- **BRIEF**
Isolate every line in the data with the string "VOCE" and copy it.

[Begin RECORDS]

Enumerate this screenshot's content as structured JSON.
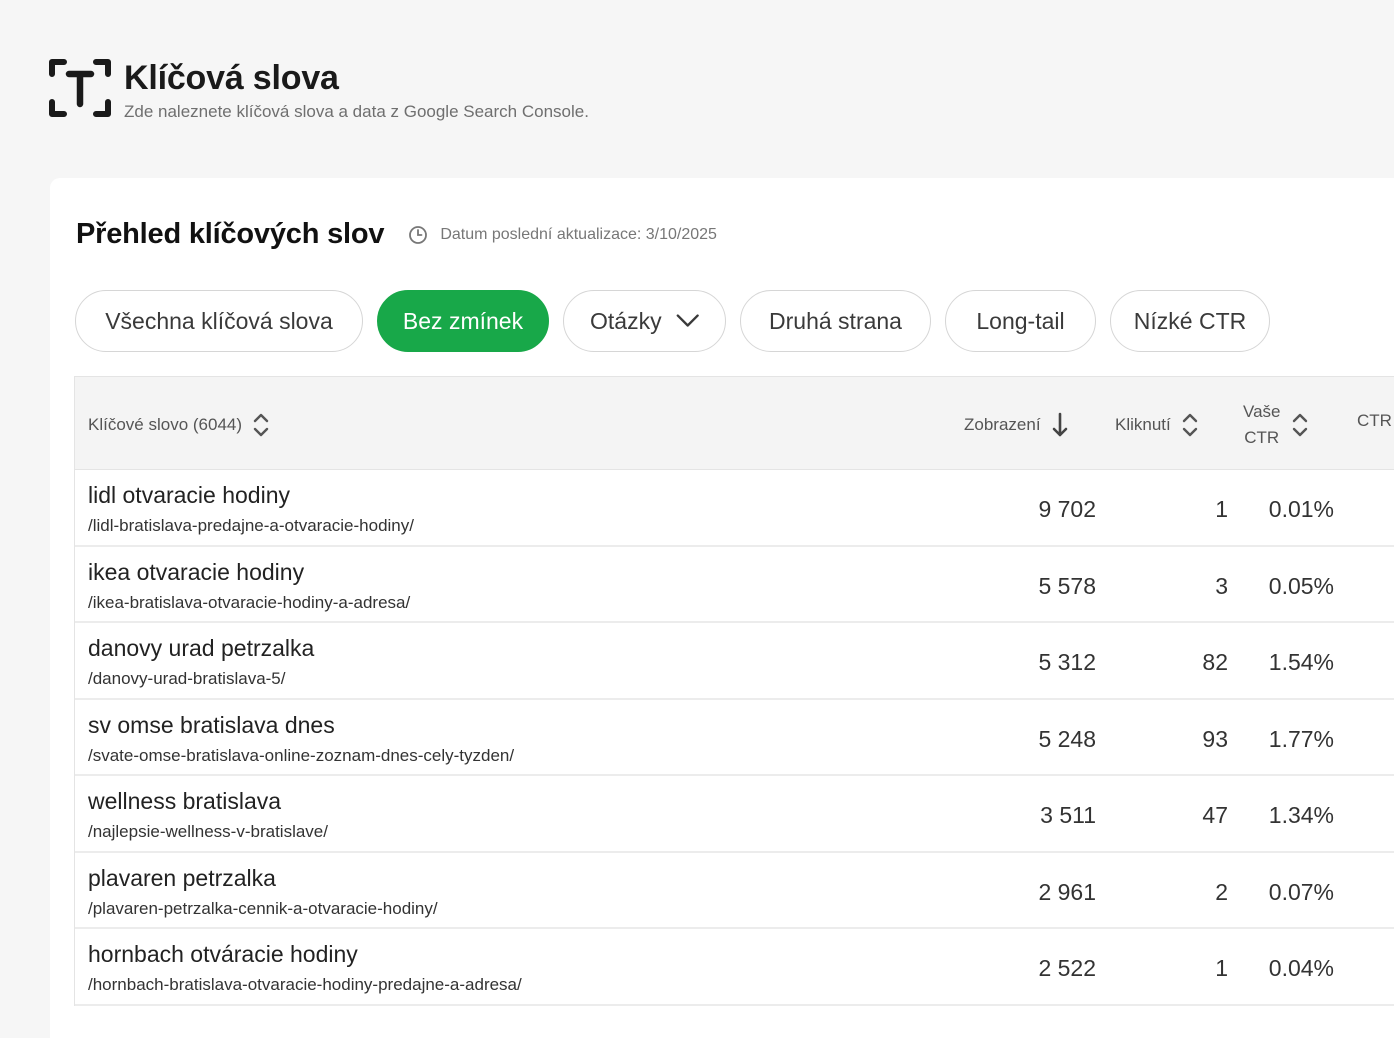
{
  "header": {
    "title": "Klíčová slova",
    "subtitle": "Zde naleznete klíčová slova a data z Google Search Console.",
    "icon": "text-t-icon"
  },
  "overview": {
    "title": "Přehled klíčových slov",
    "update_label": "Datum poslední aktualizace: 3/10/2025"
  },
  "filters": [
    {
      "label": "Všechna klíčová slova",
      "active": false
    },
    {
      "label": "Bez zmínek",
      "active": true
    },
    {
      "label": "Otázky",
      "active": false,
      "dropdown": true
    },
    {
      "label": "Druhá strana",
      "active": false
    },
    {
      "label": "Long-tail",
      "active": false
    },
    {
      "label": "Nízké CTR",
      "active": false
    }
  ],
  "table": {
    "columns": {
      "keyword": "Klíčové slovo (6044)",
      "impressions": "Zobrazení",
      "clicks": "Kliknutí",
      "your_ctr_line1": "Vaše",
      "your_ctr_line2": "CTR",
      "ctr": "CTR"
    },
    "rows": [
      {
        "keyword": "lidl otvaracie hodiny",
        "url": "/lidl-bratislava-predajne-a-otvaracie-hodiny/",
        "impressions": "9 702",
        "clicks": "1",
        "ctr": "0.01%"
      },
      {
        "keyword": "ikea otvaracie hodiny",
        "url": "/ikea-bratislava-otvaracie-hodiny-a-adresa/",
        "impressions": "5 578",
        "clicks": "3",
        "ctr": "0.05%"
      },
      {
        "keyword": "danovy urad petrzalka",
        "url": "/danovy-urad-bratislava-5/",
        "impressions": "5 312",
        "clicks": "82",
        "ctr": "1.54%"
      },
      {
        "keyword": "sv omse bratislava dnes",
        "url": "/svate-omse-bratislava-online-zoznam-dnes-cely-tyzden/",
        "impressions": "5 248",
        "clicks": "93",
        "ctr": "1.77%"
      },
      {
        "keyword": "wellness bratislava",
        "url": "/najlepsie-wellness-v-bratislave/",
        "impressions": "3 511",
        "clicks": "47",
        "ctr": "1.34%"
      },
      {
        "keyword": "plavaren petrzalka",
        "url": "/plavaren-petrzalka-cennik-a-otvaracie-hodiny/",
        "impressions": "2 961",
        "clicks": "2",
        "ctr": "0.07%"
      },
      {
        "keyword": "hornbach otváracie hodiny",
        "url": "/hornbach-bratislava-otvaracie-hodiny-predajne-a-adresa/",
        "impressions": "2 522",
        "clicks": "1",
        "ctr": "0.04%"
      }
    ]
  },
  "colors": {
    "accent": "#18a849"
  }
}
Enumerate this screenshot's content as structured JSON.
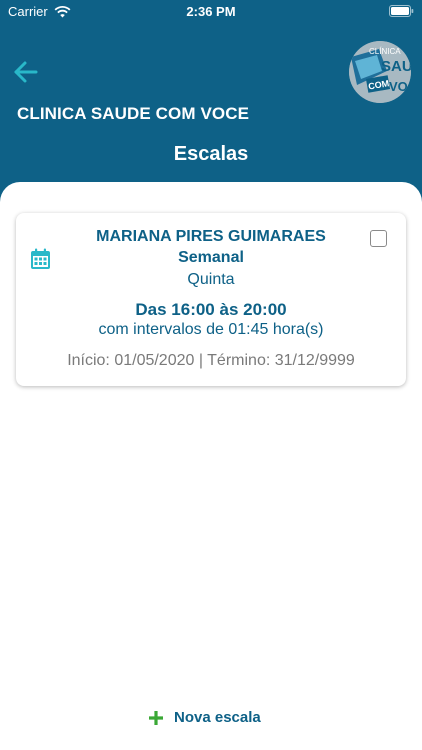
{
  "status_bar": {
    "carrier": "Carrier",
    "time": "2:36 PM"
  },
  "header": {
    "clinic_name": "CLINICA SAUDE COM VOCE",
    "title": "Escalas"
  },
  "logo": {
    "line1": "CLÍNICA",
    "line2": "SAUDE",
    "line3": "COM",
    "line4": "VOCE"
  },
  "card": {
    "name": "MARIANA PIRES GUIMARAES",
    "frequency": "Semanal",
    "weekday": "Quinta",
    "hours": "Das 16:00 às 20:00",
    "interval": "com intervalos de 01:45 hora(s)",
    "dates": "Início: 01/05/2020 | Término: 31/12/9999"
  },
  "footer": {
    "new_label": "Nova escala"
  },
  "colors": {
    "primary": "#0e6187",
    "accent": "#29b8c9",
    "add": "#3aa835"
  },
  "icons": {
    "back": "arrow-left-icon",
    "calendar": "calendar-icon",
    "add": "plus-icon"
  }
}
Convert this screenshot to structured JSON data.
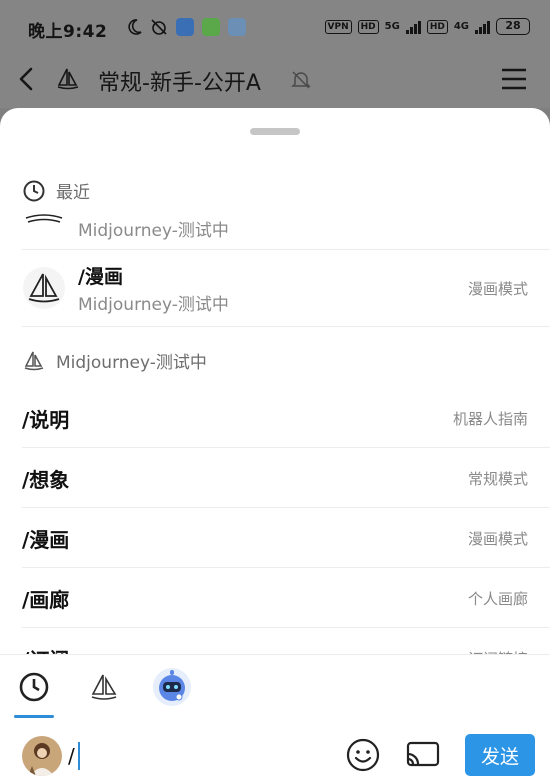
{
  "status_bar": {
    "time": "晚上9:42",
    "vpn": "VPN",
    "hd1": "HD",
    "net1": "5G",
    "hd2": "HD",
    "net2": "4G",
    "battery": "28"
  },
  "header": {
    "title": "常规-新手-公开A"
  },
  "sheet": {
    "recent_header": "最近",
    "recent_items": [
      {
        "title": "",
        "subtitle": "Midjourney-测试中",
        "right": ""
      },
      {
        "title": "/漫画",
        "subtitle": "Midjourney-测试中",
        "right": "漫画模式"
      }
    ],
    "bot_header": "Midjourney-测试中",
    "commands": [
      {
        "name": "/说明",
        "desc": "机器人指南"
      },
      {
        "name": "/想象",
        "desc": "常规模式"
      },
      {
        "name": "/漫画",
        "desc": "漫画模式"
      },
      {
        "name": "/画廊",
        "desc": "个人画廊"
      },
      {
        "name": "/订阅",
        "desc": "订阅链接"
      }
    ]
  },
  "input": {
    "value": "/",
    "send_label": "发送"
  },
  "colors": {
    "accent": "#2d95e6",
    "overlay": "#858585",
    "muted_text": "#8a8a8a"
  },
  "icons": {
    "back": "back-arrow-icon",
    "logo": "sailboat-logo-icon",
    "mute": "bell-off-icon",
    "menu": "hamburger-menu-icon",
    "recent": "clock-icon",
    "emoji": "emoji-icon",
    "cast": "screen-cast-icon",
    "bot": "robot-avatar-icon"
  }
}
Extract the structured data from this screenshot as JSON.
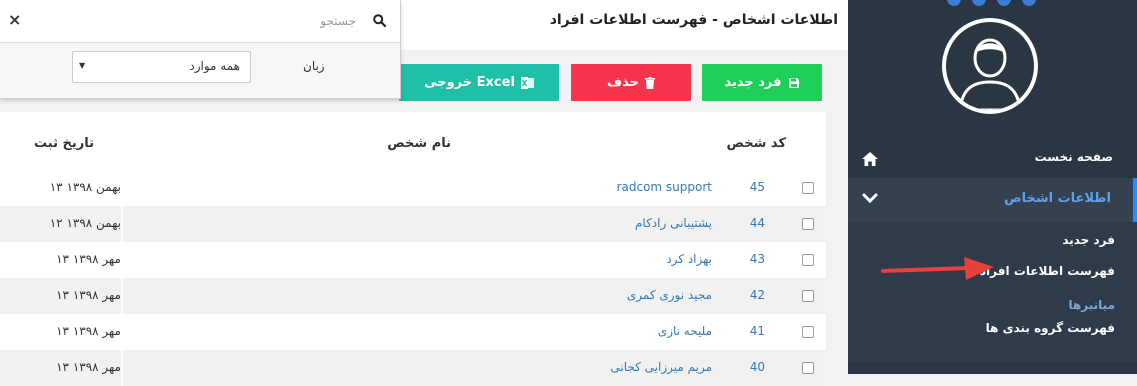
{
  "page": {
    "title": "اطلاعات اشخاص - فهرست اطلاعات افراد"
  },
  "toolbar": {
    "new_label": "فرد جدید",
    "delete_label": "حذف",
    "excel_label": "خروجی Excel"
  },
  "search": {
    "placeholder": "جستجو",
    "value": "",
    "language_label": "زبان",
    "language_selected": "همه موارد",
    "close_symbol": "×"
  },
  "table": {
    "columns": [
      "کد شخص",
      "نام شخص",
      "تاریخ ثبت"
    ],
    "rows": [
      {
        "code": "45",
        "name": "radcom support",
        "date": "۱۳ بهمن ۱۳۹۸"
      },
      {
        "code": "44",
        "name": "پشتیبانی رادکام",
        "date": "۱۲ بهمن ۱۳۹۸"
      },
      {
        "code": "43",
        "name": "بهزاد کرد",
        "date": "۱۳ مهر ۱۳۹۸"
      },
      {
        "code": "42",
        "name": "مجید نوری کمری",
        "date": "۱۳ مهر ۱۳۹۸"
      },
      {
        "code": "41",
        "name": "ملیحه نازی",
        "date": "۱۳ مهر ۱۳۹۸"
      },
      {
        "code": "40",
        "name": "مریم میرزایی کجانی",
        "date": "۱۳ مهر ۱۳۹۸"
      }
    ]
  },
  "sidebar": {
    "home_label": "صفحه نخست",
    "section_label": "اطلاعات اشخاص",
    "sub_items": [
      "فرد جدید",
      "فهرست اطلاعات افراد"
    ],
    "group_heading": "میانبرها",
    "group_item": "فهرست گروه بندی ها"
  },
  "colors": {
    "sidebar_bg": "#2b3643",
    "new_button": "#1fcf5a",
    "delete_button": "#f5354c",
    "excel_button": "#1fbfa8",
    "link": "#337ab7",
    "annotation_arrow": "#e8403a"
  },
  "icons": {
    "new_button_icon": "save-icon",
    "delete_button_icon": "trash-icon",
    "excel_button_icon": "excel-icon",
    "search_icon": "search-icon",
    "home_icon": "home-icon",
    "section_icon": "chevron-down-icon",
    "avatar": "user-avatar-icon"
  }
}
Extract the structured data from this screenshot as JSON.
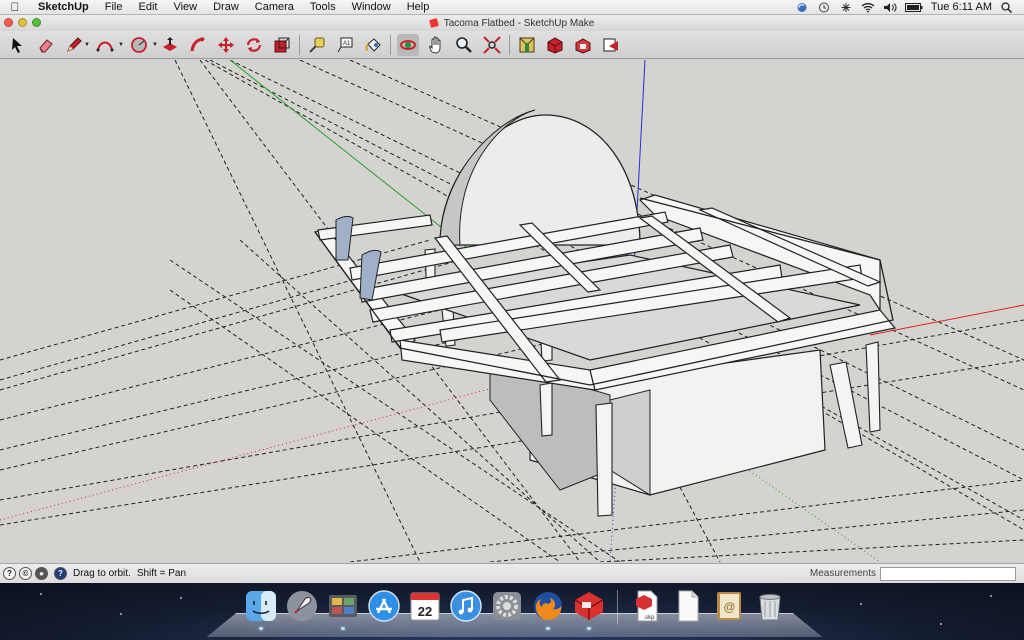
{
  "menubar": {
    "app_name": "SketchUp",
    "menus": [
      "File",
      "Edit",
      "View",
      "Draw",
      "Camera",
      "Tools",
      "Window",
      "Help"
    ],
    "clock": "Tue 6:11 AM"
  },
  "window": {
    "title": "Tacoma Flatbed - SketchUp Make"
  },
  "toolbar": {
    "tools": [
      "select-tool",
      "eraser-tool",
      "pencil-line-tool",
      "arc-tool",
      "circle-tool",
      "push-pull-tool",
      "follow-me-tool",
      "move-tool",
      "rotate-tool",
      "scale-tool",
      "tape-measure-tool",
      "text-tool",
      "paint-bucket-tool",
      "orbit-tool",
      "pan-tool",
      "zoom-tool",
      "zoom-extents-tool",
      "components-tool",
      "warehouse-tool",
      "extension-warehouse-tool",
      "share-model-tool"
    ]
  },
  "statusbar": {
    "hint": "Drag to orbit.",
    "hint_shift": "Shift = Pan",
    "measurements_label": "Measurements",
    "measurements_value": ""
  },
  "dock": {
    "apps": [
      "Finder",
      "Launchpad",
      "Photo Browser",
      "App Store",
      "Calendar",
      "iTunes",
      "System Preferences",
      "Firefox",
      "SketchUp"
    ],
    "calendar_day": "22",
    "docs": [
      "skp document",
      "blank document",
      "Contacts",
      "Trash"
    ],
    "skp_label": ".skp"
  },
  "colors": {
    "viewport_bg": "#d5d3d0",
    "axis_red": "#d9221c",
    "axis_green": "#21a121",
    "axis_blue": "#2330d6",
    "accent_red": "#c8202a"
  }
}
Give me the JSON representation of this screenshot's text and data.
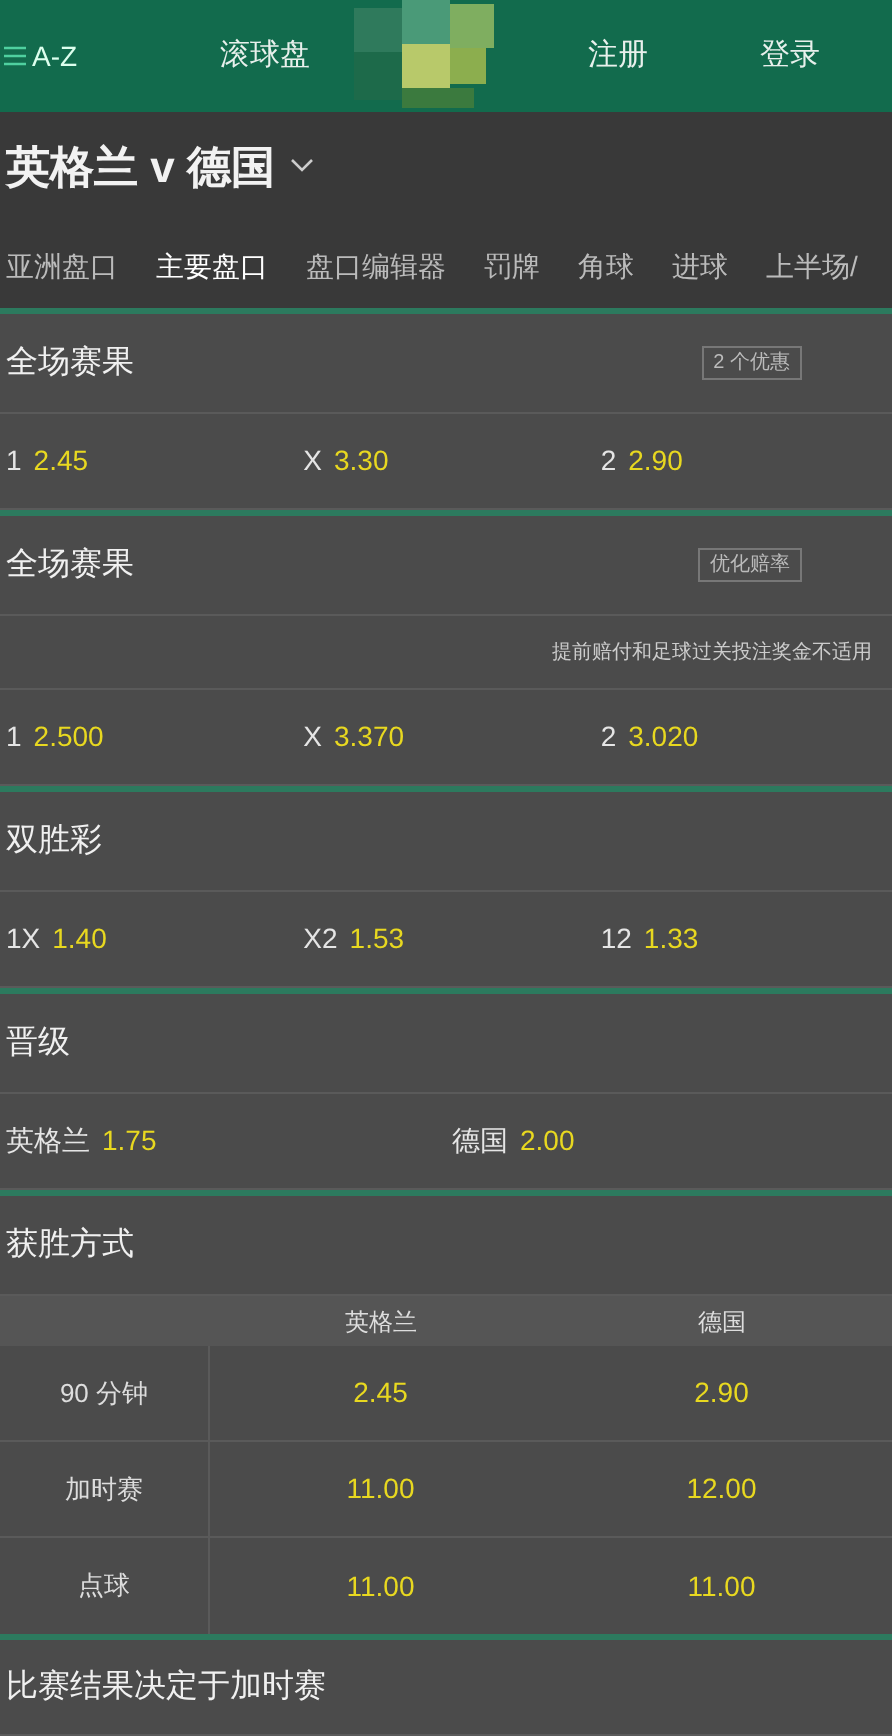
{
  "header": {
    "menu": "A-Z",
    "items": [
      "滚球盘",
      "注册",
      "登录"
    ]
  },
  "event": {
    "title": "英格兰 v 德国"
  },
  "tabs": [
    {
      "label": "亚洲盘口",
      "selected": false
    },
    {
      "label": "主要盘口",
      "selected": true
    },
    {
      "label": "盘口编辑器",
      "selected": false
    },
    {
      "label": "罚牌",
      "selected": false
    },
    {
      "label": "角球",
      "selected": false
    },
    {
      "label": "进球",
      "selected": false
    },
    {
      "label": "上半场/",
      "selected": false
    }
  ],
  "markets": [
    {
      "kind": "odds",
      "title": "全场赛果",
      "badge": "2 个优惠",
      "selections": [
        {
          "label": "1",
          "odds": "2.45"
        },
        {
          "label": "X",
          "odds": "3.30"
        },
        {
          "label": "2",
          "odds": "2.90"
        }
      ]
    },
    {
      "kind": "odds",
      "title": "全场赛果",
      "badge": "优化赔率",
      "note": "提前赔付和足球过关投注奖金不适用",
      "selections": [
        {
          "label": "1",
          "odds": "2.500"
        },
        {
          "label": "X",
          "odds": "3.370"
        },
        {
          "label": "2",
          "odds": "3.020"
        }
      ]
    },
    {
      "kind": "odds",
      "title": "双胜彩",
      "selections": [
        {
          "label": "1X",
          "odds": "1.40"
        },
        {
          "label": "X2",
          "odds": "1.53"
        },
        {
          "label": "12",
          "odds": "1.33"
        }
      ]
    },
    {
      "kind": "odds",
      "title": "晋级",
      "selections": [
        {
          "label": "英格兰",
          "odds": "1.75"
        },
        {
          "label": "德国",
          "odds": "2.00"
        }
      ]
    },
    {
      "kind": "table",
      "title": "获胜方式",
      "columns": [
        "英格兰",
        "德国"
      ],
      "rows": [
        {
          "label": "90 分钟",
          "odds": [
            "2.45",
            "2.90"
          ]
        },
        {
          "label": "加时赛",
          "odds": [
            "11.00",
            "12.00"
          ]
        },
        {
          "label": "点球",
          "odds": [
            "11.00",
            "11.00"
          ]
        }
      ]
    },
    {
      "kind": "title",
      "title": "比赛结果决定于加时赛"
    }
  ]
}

[End RECORDS]

- **WORKED SOLUTION**
    "clinic_name": "CLINICA SAUDE COM VOCE",
    "line4": "VOCE"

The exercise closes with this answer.